begin
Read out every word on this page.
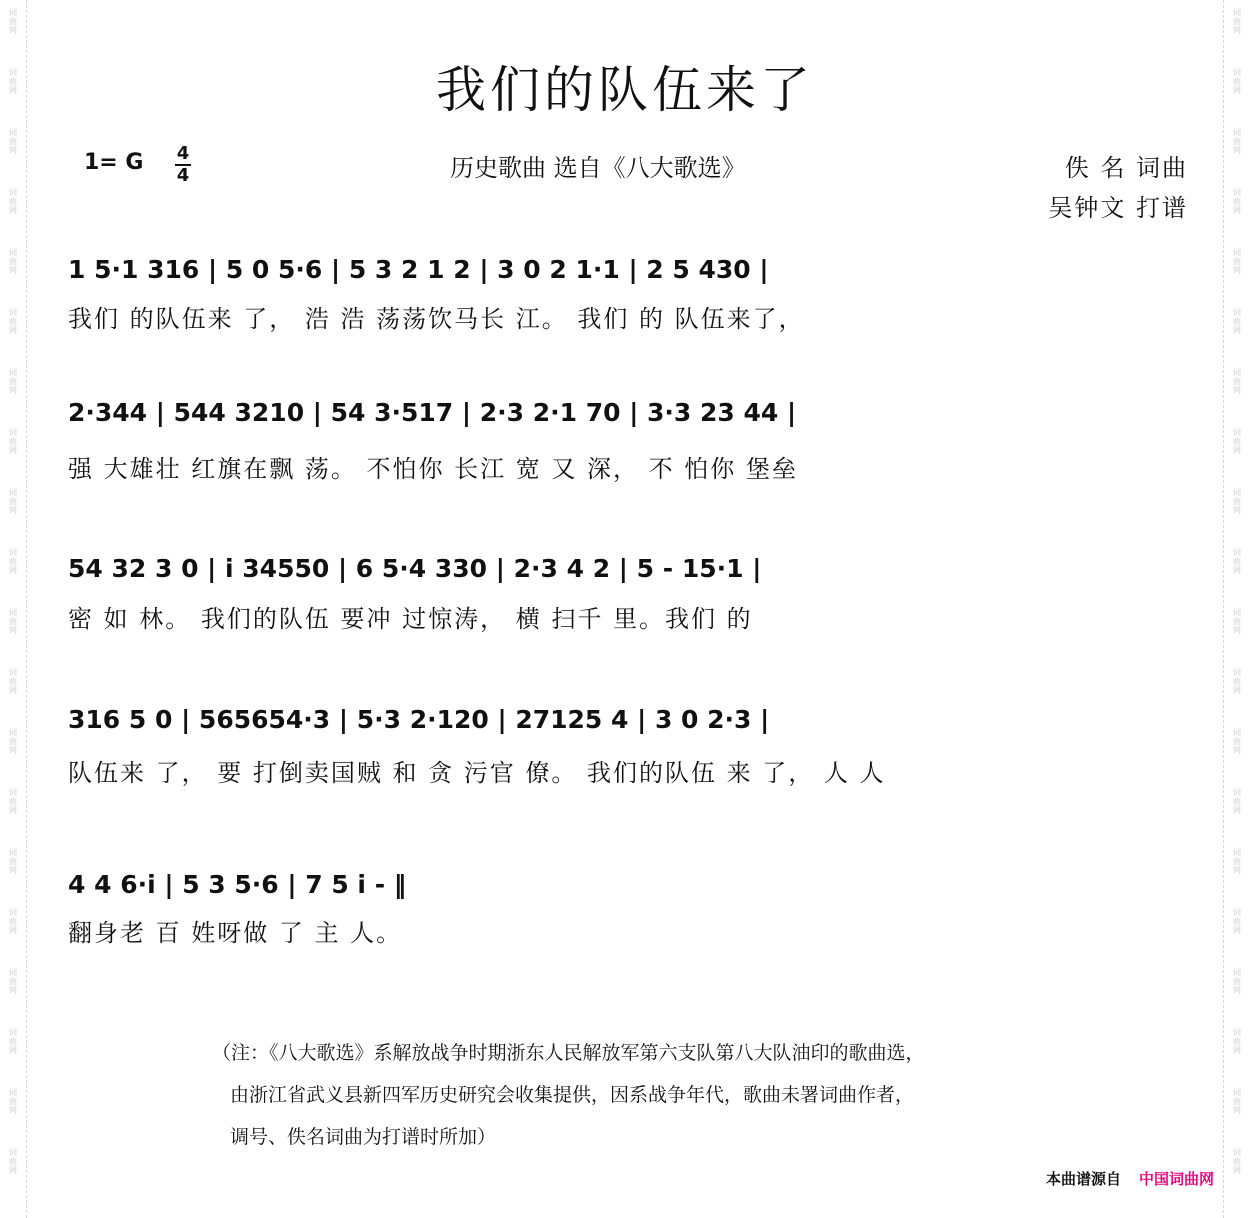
词
曲
网
词
曲
网
词
曲
网
词
曲
网
词
曲
网
词
曲
网
词
曲
网
词
曲
网
词
曲
网
词
曲
网
词
曲
网
词
曲
网
词
曲
网
词
曲
网
词
曲
网
词
曲
网
词
曲
网
词
曲
网
词
曲
网
词
曲
网
词
曲
网
词
曲
网
词
曲
网
词
曲
网
词
曲
网
词
曲
网
词
曲
网
词
曲
网
词
曲
网
词
曲
网
词
曲
网
词
曲
网
词
曲
网
词
曲
网
词
曲
网
词
曲
网
词
曲
网
词
曲
网
词
曲
网
词
曲
网
我们的队伍来了
1= G 4
4	历史歌曲 选自《八大歌选》	佚 名 词曲
吴钟文 打谱
1 5·1 316 | 5 0 5·6 | 5 3 2 1 2 | 3 0 2 1·1 | 2 5 430 |
我们 的队伍来 了， 浩 浩 荡荡饮马长 江。 我们 的 队伍来了，
2·344 | 544 3210 | 54 3·517 | 2·3 2·1 70 | 3·3 23 44 |
强 大雄壮 红旗在飘 荡。 不怕你 长江 宽 又 深， 不 怕你 堡垒
54 32 3 0 | i 34550 | 6 5·4 330 | 2·3 4 2 | 5 - 15·1 |
密 如 林。 我们的队伍 要冲 过惊涛， 横 扫千 里。我们 的
316 5 0 | 565654·3 | 5·3 2·120 | 27125 4 | 3 0 2·3 |
队伍来 了， 要 打倒卖国贼 和 贪 污官 僚。 我们的队伍 来 了， 人 人
4 4 6·i | 5 3 5·6 | 7 5 i - ‖
翻身老 百 姓呀做 了 主 人。
（注：《八大歌选》系解放战争时期浙东人民解放军第六支队第八大队油印的歌曲选，
由浙江省武义县新四军历史研究会收集提供，因系战争年代，歌曲未署词曲作者，
调号、佚名词曲为打谱时所加）
本曲谱源自 中国词曲网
end
> [Problem description]: Out of the material above, select every line that holds the string "八大歌选".

> [Response to this task]:
4	历史歌曲 选自《八大歌选》	佚 名 词曲
（注：《八大歌选》系解放战争时期浙东人民解放军第六支队第八大队油印的歌曲选，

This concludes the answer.